**Written problem**: Only the lines from the one containing "Enumerate this screenshot's" through the end of the records should be retyped, exactly and including both ends; pictures stay out.

**Given records**:

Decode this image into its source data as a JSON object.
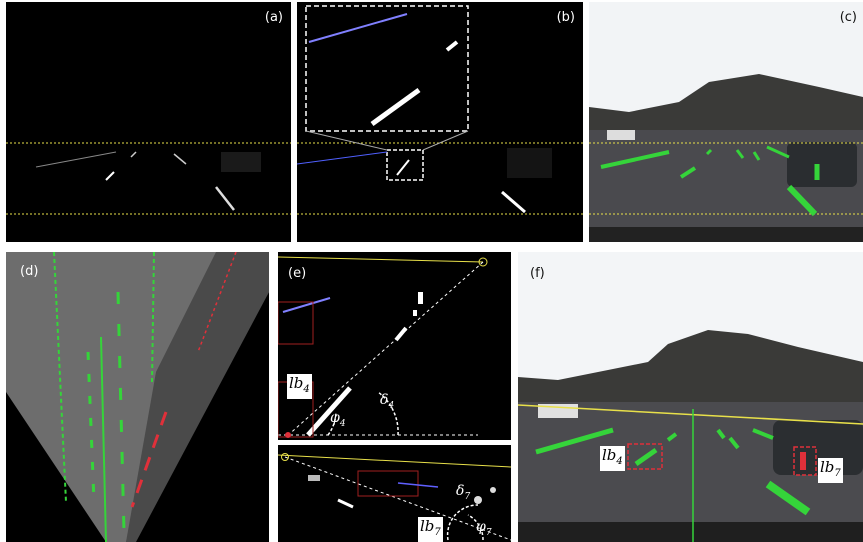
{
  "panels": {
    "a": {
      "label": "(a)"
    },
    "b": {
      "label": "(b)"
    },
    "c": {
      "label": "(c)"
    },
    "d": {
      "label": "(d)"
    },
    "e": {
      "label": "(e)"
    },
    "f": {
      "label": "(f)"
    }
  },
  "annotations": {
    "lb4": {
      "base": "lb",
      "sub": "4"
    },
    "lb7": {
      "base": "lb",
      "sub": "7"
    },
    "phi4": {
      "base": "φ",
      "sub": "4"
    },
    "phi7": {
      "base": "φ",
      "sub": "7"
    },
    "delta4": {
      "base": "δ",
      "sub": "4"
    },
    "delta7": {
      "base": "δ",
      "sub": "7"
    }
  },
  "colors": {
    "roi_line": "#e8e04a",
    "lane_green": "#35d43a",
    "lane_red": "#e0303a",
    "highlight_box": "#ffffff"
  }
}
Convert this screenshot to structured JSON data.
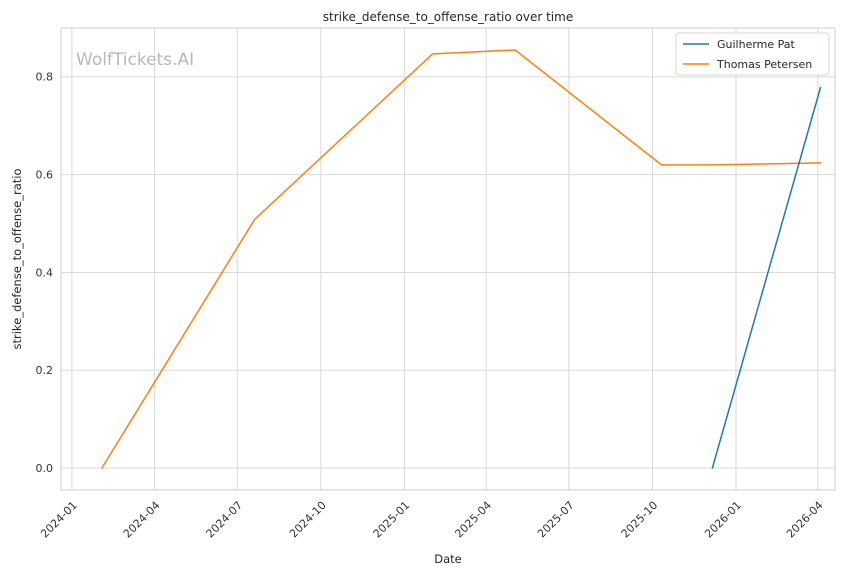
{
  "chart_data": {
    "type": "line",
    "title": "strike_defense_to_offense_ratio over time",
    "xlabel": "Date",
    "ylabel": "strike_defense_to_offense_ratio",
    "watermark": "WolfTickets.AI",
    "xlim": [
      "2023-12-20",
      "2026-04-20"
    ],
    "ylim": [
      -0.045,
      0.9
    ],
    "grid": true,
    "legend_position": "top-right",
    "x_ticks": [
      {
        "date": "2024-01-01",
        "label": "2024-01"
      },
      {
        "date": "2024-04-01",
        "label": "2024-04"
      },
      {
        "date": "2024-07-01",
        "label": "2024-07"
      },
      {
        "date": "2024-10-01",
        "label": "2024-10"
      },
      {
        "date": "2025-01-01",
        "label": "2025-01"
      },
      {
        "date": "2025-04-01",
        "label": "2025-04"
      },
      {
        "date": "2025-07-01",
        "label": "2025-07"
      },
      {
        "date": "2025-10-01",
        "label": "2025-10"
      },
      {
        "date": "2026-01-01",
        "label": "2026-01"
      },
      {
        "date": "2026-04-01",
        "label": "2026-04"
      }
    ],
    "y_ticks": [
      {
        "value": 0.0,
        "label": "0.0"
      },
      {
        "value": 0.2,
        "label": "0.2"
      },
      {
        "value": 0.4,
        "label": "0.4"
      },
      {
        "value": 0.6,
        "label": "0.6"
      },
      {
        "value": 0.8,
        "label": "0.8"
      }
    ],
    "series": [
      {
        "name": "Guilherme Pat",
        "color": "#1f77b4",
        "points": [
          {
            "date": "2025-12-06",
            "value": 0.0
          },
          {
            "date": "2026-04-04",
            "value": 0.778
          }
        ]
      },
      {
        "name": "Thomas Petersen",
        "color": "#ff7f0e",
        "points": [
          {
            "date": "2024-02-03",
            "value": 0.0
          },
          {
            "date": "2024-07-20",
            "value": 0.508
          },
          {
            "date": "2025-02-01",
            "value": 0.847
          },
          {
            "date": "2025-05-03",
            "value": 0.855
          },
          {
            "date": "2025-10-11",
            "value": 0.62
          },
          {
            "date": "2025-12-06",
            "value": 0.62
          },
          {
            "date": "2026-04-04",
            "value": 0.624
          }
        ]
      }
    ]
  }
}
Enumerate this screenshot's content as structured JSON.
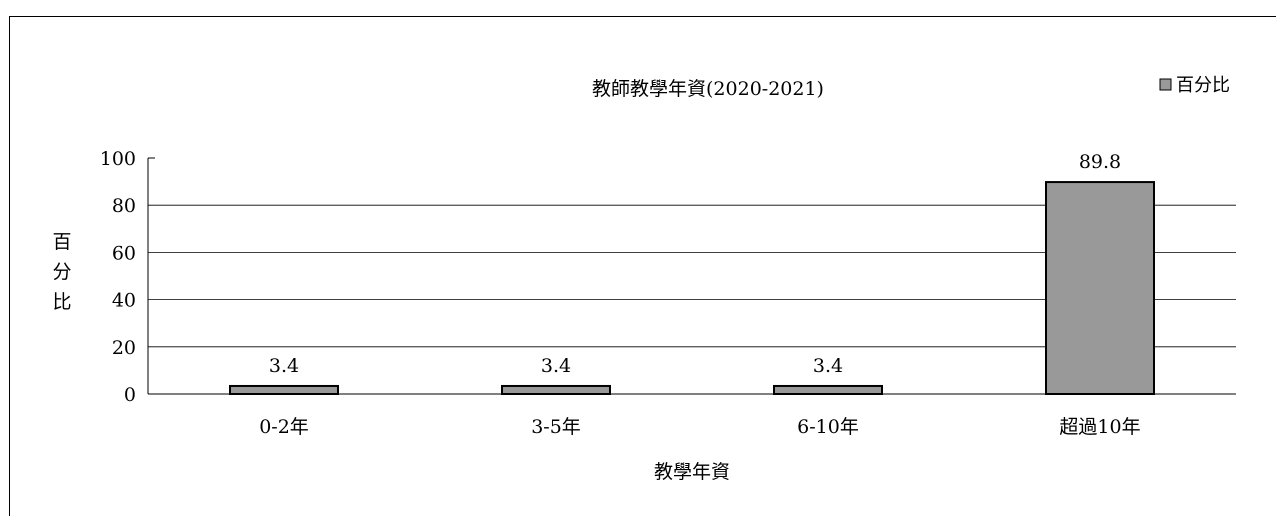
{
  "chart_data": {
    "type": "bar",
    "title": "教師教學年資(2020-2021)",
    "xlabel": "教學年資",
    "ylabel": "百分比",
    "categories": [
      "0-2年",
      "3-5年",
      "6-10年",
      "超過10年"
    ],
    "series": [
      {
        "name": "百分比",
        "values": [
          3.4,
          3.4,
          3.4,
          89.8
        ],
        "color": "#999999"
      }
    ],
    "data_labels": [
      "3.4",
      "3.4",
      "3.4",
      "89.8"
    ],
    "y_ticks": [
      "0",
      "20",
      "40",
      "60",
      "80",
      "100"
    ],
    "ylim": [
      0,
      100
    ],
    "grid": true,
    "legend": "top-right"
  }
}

**Solution to this problem**:
Enumerate this screenshot's content as structured JSON.
{
  "chart_data": {
    "type": "bar",
    "title": "教師教學年資(2020-2021)",
    "xlabel": "教學年資",
    "ylabel": "百分比",
    "categories": [
      "0-2年",
      "3-5年",
      "6-10年",
      "超過10年"
    ],
    "series": [
      {
        "name": "百分比",
        "values": [
          3.4,
          3.4,
          3.4,
          89.8
        ],
        "color": "#999999"
      }
    ],
    "data_labels": [
      "3.4",
      "3.4",
      "3.4",
      "89.8"
    ],
    "y_ticks": [
      "0",
      "20",
      "40",
      "60",
      "80",
      "100"
    ],
    "ylim": [
      0,
      100
    ],
    "grid": true,
    "legend": "top-right"
  }
}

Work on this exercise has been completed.